> _Task objective_
Starting from the line containing "Enumerate this screenshot's", write out every remaining line exactly, the last one included.

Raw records
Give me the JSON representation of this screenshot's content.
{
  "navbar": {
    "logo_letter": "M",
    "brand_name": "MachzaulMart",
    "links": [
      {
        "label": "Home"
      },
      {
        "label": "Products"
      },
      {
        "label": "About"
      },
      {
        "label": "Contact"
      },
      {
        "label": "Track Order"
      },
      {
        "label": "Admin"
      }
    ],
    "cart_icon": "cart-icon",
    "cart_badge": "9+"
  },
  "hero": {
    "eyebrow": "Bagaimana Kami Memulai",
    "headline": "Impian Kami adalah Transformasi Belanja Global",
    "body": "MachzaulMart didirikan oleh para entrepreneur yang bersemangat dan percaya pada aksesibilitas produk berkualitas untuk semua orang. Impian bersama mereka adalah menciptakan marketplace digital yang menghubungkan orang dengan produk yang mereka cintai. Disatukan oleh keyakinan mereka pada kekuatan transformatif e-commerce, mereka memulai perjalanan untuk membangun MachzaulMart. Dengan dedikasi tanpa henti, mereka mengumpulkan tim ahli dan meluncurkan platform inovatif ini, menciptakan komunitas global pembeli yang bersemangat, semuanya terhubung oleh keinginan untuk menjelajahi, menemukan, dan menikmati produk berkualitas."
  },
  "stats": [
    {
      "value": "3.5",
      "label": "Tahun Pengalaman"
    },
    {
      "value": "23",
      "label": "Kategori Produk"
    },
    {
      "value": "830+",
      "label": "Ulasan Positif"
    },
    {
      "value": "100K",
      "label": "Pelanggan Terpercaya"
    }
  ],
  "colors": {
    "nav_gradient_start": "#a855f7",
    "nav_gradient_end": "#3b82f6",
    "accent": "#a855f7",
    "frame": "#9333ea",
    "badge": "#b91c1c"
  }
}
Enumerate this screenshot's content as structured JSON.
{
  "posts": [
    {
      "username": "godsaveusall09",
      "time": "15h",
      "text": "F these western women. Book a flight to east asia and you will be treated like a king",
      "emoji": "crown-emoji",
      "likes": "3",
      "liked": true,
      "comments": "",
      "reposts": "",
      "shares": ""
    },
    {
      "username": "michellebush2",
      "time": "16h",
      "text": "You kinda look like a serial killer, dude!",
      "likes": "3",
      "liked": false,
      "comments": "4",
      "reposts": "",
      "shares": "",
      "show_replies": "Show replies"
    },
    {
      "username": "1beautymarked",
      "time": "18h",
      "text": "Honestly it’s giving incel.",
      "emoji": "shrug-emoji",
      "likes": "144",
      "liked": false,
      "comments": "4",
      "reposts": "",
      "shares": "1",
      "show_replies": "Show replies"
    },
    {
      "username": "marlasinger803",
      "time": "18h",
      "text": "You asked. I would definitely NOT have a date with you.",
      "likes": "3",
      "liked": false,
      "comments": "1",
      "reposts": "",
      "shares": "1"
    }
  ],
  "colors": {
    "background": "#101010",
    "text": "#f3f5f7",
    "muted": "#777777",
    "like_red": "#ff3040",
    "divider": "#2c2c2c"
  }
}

> _Exercise answer_
Enumerate this screenshot's content as structured JSON.
{
  "posts": [
    {
      "username": "godsaveusall09",
      "time": "15h",
      "text": "F these western women. Book a flight to east asia and you will be treated like a king",
      "emoji": "crown-emoji",
      "likes": "3",
      "liked": true,
      "comments": "",
      "reposts": "",
      "shares": ""
    },
    {
      "username": "michellebush2",
      "time": "16h",
      "text": "You kinda look like a serial killer, dude!",
      "likes": "3",
      "liked": false,
      "comments": "4",
      "reposts": "",
      "shares": "",
      "show_replies": "Show replies"
    },
    {
      "username": "1beautymarked",
      "time": "18h",
      "text": "Honestly it’s giving incel.",
      "emoji": "shrug-emoji",
      "likes": "144",
      "liked": false,
      "comments": "4",
      "reposts": "",
      "shares": "1",
      "show_replies": "Show replies"
    },
    {
      "username": "marlasinger803",
      "time": "18h",
      "text": "You asked. I would definitely NOT have a date with you.",
      "likes": "3",
      "liked": false,
      "comments": "1",
      "reposts": "",
      "shares": "1"
    }
  ],
  "colors": {
    "background": "#101010",
    "text": "#f3f5f7",
    "muted": "#777777",
    "like_red": "#ff3040",
    "divider": "#2c2c2c"
  }
}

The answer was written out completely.